> Dataset records:
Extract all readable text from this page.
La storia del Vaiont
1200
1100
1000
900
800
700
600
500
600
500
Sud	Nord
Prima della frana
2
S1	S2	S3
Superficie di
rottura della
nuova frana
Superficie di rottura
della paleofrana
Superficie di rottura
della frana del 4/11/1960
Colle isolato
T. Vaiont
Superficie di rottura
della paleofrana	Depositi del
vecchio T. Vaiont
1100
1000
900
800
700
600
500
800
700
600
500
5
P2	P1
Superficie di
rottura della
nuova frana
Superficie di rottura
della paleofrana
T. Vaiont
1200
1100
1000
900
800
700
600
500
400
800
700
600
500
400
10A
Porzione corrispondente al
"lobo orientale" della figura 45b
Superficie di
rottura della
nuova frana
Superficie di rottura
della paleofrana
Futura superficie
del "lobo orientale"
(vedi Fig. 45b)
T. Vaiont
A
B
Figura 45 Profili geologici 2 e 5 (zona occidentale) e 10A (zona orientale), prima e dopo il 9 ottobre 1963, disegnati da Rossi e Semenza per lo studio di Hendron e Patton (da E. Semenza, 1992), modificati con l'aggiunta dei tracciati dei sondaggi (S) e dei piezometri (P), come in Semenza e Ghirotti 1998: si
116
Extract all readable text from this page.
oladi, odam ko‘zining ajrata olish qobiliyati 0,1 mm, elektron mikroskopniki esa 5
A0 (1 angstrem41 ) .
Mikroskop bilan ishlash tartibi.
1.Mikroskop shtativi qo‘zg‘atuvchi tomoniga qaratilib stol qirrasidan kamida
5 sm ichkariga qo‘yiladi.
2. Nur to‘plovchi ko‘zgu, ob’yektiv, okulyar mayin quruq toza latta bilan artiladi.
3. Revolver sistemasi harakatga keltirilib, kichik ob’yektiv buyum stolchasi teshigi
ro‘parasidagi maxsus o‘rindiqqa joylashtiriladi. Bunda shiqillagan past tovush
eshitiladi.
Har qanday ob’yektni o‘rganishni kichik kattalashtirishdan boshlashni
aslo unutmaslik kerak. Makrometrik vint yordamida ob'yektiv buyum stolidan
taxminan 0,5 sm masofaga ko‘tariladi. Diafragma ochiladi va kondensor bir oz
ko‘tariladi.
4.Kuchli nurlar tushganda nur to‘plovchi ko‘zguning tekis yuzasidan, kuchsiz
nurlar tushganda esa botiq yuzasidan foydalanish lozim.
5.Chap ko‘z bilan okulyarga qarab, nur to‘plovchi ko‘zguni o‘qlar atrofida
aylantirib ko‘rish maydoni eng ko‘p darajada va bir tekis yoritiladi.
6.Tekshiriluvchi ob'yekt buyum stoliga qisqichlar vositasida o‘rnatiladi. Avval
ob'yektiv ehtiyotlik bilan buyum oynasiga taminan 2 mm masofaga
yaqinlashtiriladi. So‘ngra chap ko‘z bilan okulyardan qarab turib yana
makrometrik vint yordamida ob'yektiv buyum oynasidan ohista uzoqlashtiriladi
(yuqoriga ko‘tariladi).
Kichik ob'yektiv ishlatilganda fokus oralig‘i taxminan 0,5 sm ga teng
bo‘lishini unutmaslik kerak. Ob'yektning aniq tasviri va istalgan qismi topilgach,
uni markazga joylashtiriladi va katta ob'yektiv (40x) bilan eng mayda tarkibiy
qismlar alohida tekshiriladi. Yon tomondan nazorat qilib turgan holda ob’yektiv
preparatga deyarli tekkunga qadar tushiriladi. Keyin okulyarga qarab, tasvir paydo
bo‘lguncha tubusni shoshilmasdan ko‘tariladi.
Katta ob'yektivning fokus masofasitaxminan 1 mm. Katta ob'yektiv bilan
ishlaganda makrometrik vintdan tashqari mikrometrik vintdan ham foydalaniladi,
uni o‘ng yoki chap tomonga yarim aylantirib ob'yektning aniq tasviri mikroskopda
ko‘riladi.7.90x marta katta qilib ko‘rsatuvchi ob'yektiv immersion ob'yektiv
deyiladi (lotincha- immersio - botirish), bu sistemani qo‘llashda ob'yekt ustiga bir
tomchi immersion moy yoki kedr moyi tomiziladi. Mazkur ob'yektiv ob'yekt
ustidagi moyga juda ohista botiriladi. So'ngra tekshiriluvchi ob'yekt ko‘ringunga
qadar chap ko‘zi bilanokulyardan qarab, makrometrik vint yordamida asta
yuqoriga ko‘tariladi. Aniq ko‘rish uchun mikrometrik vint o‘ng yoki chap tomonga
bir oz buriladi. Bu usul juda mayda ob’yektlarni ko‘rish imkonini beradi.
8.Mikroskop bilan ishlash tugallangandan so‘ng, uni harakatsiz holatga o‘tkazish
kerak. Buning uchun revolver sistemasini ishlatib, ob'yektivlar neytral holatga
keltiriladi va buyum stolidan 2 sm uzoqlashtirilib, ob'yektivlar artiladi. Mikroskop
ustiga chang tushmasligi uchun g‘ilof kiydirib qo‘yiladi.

> Problem description: Count how many lines of the data include the word "aylantirib". Your reply should be that number alone.

> Task response: 2